**Task goal**
Can you copy the lines below word for word, starting at the line that has "button[interactable]: Security update" and stopping after the line that has "button[interactable]: Lock screen"?

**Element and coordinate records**
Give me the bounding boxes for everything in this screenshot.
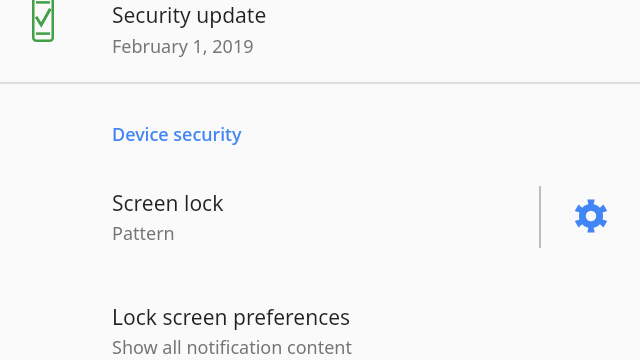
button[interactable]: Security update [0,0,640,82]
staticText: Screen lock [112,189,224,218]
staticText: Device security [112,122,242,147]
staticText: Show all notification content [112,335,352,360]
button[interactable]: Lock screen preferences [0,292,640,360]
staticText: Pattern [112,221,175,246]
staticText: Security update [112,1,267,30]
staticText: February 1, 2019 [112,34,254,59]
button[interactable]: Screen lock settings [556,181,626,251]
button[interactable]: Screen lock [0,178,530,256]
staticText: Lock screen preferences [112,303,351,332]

**Task response**
button[interactable]: Security update [0,0,640,82]
staticText: Screen lock [112,189,224,218]
staticText: Device security [112,122,242,147]
staticText: Show all notification content [112,335,352,360]
button[interactable]: Lock screen preferences [0,292,640,360]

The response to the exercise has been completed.